## GIVEN INSTRUCTION
Reproduce the listing word for word, leaving every picture behind.

## STORED ROWS

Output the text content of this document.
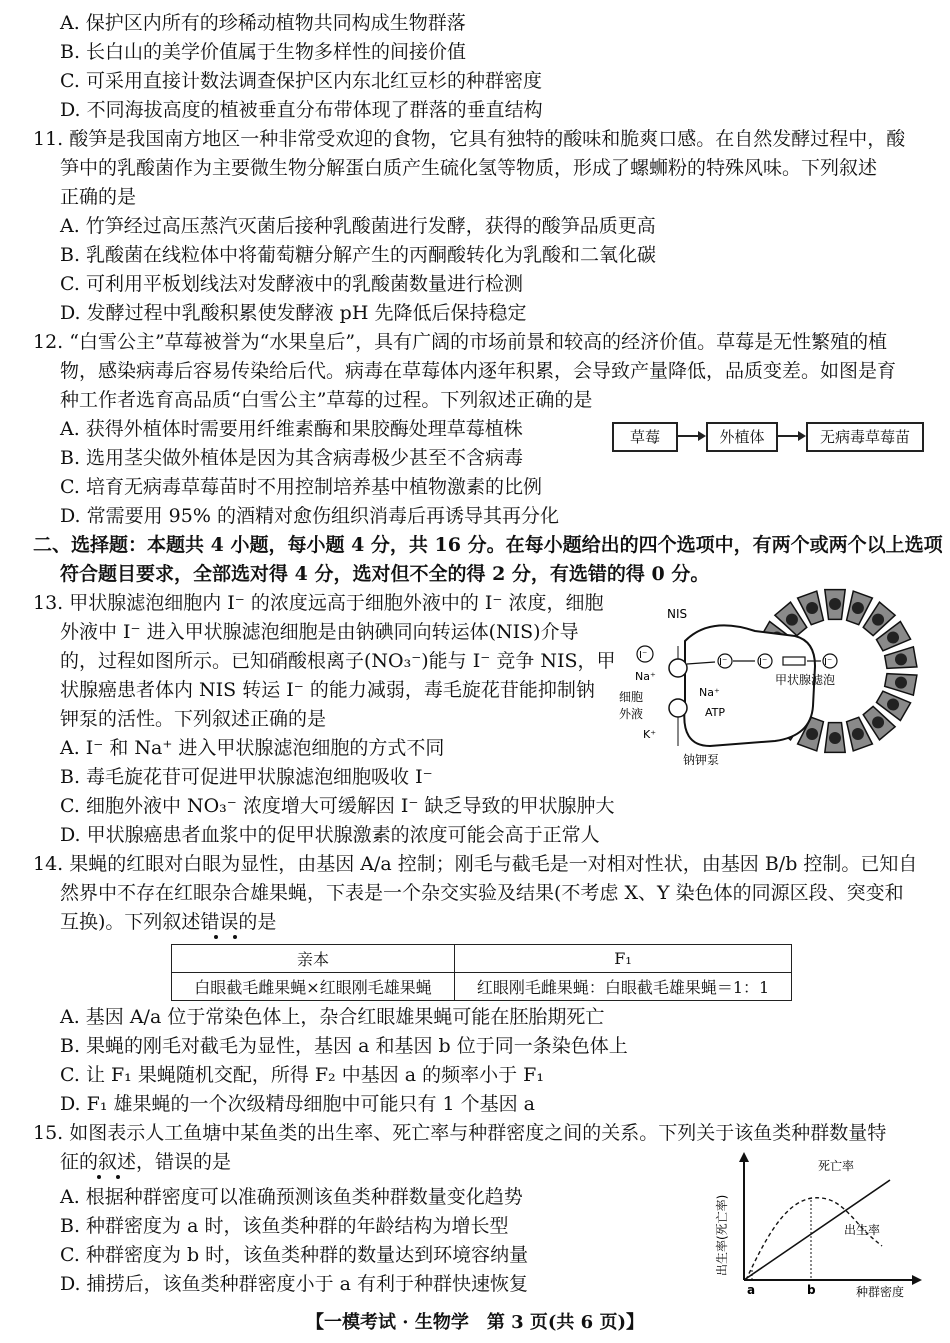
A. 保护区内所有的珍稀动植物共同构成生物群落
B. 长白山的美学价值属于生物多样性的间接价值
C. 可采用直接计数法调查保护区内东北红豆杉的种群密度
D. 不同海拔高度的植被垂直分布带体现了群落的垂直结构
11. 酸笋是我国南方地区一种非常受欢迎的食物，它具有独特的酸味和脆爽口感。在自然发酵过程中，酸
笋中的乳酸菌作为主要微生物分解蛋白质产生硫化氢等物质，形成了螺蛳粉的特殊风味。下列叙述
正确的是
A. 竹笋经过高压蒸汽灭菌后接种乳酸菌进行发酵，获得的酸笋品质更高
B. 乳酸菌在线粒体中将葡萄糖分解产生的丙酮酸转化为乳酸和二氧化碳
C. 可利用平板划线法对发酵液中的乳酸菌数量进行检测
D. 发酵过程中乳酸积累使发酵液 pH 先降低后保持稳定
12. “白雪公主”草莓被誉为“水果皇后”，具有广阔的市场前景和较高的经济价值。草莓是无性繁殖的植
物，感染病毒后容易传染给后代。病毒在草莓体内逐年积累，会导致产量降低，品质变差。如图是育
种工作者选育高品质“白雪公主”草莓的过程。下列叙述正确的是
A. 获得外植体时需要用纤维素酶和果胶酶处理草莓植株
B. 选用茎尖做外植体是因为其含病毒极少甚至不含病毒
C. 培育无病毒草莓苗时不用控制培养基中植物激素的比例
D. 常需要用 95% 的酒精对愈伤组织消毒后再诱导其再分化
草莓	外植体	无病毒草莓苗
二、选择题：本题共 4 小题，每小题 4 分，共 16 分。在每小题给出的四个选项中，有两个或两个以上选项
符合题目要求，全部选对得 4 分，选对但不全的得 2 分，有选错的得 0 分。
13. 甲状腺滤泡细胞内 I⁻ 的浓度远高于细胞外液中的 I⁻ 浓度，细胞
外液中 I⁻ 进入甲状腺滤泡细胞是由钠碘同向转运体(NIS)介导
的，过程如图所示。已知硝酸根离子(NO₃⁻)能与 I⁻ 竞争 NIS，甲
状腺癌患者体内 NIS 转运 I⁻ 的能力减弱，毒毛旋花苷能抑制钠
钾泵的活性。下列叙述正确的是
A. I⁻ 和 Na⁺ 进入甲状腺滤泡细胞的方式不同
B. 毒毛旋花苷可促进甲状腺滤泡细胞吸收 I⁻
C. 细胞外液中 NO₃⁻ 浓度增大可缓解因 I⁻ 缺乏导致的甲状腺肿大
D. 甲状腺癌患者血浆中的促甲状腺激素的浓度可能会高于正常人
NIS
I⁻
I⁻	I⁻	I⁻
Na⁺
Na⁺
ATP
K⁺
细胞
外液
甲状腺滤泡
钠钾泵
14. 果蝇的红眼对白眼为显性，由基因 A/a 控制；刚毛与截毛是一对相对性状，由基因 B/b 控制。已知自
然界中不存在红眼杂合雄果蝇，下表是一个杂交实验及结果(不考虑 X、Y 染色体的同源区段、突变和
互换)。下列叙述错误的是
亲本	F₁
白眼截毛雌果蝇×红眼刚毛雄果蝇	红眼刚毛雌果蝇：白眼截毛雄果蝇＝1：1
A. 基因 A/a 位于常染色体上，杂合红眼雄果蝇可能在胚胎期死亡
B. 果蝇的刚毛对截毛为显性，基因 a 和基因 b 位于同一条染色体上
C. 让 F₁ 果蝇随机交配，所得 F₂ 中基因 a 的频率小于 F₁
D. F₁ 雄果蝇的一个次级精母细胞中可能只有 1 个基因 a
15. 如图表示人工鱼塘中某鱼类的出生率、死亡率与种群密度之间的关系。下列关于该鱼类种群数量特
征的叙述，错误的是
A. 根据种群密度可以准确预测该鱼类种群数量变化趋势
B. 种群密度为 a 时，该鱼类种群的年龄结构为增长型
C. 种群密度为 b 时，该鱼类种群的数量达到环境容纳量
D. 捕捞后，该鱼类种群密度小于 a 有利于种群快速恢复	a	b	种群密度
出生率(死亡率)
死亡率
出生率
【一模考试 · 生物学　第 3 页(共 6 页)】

## WRITTEN RESPONSE
Output the text content of this document.
A. 保护区内所有的珍稀动植物共同构成生物群落
B. 长白山的美学价值属于生物多样性的间接价值
C. 可采用直接计数法调查保护区内东北红豆杉的种群密度
D. 不同海拔高度的植被垂直分布带体现了群落的垂直结构
11. 酸笋是我国南方地区一种非常受欢迎的食物，它具有独特的酸味和脆爽口感。在自然发酵过程中，酸
笋中的乳酸菌作为主要微生物分解蛋白质产生硫化氢等物质，形成了螺蛳粉的特殊风味。下列叙述
正确的是
A. 竹笋经过高压蒸汽灭菌后接种乳酸菌进行发酵，获得的酸笋品质更高
B. 乳酸菌在线粒体中将葡萄糖分解产生的丙酮酸转化为乳酸和二氧化碳
C. 可利用平板划线法对发酵液中的乳酸菌数量进行检测
D. 发酵过程中乳酸积累使发酵液 pH 先降低后保持稳定
12. “白雪公主”草莓被誉为“水果皇后”，具有广阔的市场前景和较高的经济价值。草莓是无性繁殖的植
物，感染病毒后容易传染给后代。病毒在草莓体内逐年积累，会导致产量降低，品质变差。如图是育
种工作者选育高品质“白雪公主”草莓的过程。下列叙述正确的是
A. 获得外植体时需要用纤维素酶和果胶酶处理草莓植株
B. 选用茎尖做外植体是因为其含病毒极少甚至不含病毒
C. 培育无病毒草莓苗时不用控制培养基中植物激素的比例
D. 常需要用 95% 的酒精对愈伤组织消毒后再诱导其再分化
草莓	外植体	无病毒草莓苗
二、选择题：本题共 4 小题，每小题 4 分，共 16 分。在每小题给出的四个选项中，有两个或两个以上选项
符合题目要求，全部选对得 4 分，选对但不全的得 2 分，有选错的得 0 分。
13. 甲状腺滤泡细胞内 I⁻ 的浓度远高于细胞外液中的 I⁻ 浓度，细胞
外液中 I⁻ 进入甲状腺滤泡细胞是由钠碘同向转运体(NIS)介导
的，过程如图所示。已知硝酸根离子(NO₃⁻)能与 I⁻ 竞争 NIS，甲
状腺癌患者体内 NIS 转运 I⁻ 的能力减弱，毒毛旋花苷能抑制钠
钾泵的活性。下列叙述正确的是
A. I⁻ 和 Na⁺ 进入甲状腺滤泡细胞的方式不同
B. 毒毛旋花苷可促进甲状腺滤泡细胞吸收 I⁻
C. 细胞外液中 NO₃⁻ 浓度增大可缓解因 I⁻ 缺乏导致的甲状腺肿大
D. 甲状腺癌患者血浆中的促甲状腺激素的浓度可能会高于正常人
NIS
I⁻
I⁻	I⁻	I⁻
Na⁺
Na⁺
ATP
K⁺
细胞
外液
甲状腺滤泡
钠钾泵
14. 果蝇的红眼对白眼为显性，由基因 A/a 控制；刚毛与截毛是一对相对性状，由基因 B/b 控制。已知自
然界中不存在红眼杂合雄果蝇，下表是一个杂交实验及结果(不考虑 X、Y 染色体的同源区段、突变和
互换)。下列叙述错误的是
亲本	F₁
白眼截毛雌果蝇×红眼刚毛雄果蝇	红眼刚毛雌果蝇：白眼截毛雄果蝇＝1：1
A. 基因 A/a 位于常染色体上，杂合红眼雄果蝇可能在胚胎期死亡
B. 果蝇的刚毛对截毛为显性，基因 a 和基因 b 位于同一条染色体上
C. 让 F₁ 果蝇随机交配，所得 F₂ 中基因 a 的频率小于 F₁
D. F₁ 雄果蝇的一个次级精母细胞中可能只有 1 个基因 a
15. 如图表示人工鱼塘中某鱼类的出生率、死亡率与种群密度之间的关系。下列关于该鱼类种群数量特
征的叙述，错误的是
A. 根据种群密度可以准确预测该鱼类种群数量变化趋势
B. 种群密度为 a 时，该鱼类种群的年龄结构为增长型
C. 种群密度为 b 时，该鱼类种群的数量达到环境容纳量
D. 捕捞后，该鱼类种群密度小于 a 有利于种群快速恢复	a	b	种群密度
出生率(死亡率)
死亡率
出生率
【一模考试 · 生物学　第 3 页(共 6 页)】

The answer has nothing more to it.